STATED TASK:
Without the pictures, reproduce the records that follow exactly.

## start LISTED RECORDS

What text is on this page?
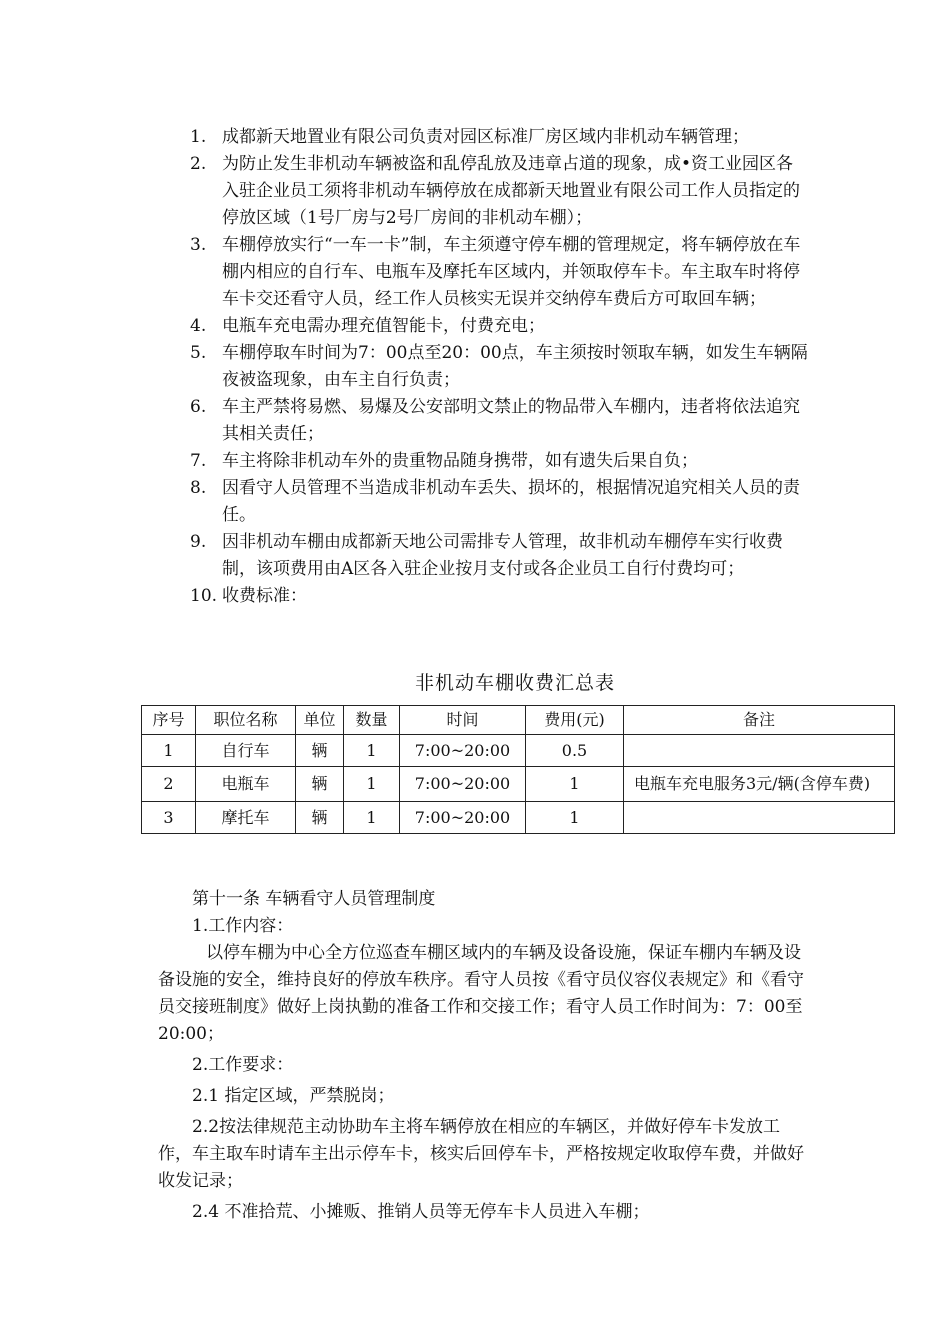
1. 成都新天地置业有限公司负责对园区标准厂房区域内非机动车辆管理；
2. 为防止发生非机动车辆被盗和乱停乱放及违章占道的现象，成•资工业园区各入驻企业员工须将非机动车辆停放在成都新天地置业有限公司工作人员指定的停放区域（1号厂房与2号厂房间的非机动车棚）；
3. 车棚停放实行“一车一卡”制，车主须遵守停车棚的管理规定，将车辆停放在车棚内相应的自行车、电瓶车及摩托车区域内，并领取停车卡。车主取车时将停车卡交还看守人员，经工作人员核实无误并交纳停车费后方可取回车辆；
4. 电瓶车充电需办理充值智能卡，付费充电；
5. 车棚停取车时间为7：00点至20：00点，车主须按时领取车辆，如发生车辆隔夜被盗现象，由车主自行负责；
6. 车主严禁将易燃、易爆及公安部明文禁止的物品带入车棚内，违者将依法追究其相关责任；
7. 车主将除非机动车外的贵重物品随身携带，如有遗失后果自负；
8. 因看守人员管理不当造成非机动车丢失、损坏的，根据情况追究相关人员的责任。
9. 因非机动车棚由成都新天地公司需排专人管理，故非机动车棚停车实行收费制，该项费用由A区各入驻企业按月支付或各企业员工自行付费均可；
10. 收费标准：
非机动车棚收费汇总表
序号	职位名称	单位	数量	时间	费用(元)	备注
1	自行车	辆	1	7:00~20:00	0.5	
2	电瓶车	辆	1	7:00~20:00	1	电瓶车充电服务3元/辆(含停车费)
3	摩托车	辆	1	7:00~20:00	1	

第十一条 车辆看守人员管理制度

1.工作内容：

以停车棚为中心全方位巡查车棚区域内的车辆及设备设施，保证车棚内车辆及设备设施的安全，维持良好的停放车秩序。看守人员按《看守员仪容仪表规定》和《看守员交接班制度》做好上岗执勤的准备工作和交接工作；看守人员工作时间为：7：00至20:00；

2.工作要求：

2.1 指定区域，严禁脱岗；

2.2按法律规范主动协助车主将车辆停放在相应的车辆区，并做好停车卡发放工作，车主取车时请车主出示停车卡，核实后回停车卡，严格按规定收取停车费，并做好收发记录；

2.4 不准拾荒、小摊贩、推销人员等无停车卡人员进入车棚；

## end LISTED RECORDS

RESULT FOR THIS TASK:
What text is on this page?
1. 成都新天地置业有限公司负责对园区标准厂房区域内非机动车辆管理；
2. 为防止发生非机动车辆被盗和乱停乱放及违章占道的现象，成•资工业园区各入驻企业员工须将非机动车辆停放在成都新天地置业有限公司工作人员指定的停放区域（1号厂房与2号厂房间的非机动车棚）；
3. 车棚停放实行“一车一卡”制，车主须遵守停车棚的管理规定，将车辆停放在车棚内相应的自行车、电瓶车及摩托车区域内，并领取停车卡。车主取车时将停车卡交还看守人员，经工作人员核实无误并交纳停车费后方可取回车辆；
4. 电瓶车充电需办理充值智能卡，付费充电；
5. 车棚停取车时间为7：00点至20：00点，车主须按时领取车辆，如发生车辆隔夜被盗现象，由车主自行负责；
6. 车主严禁将易燃、易爆及公安部明文禁止的物品带入车棚内，违者将依法追究其相关责任；
7. 车主将除非机动车外的贵重物品随身携带，如有遗失后果自负；
8. 因看守人员管理不当造成非机动车丢失、损坏的，根据情况追究相关人员的责任。
9. 因非机动车棚由成都新天地公司需排专人管理，故非机动车棚停车实行收费制，该项费用由A区各入驻企业按月支付或各企业员工自行付费均可；
10. 收费标准：
非机动车棚收费汇总表
序号	职位名称	单位	数量	时间	费用(元)	备注
1	自行车	辆	1	7:00~20:00	0.5	
2	电瓶车	辆	1	7:00~20:00	1	电瓶车充电服务3元/辆(含停车费)
3	摩托车	辆	1	7:00~20:00	1	

第十一条 车辆看守人员管理制度

1.工作内容：

以停车棚为中心全方位巡查车棚区域内的车辆及设备设施，保证车棚内车辆及设备设施的安全，维持良好的停放车秩序。看守人员按《看守员仪容仪表规定》和《看守员交接班制度》做好上岗执勤的准备工作和交接工作；看守人员工作时间为：7：00至20:00；

2.工作要求：

2.1 指定区域，严禁脱岗；

2.2按法律规范主动协助车主将车辆停放在相应的车辆区，并做好停车卡发放工作，车主取车时请车主出示停车卡，核实后回停车卡，严格按规定收取停车费，并做好收发记录；

2.4 不准拾荒、小摊贩、推销人员等无停车卡人员进入车棚；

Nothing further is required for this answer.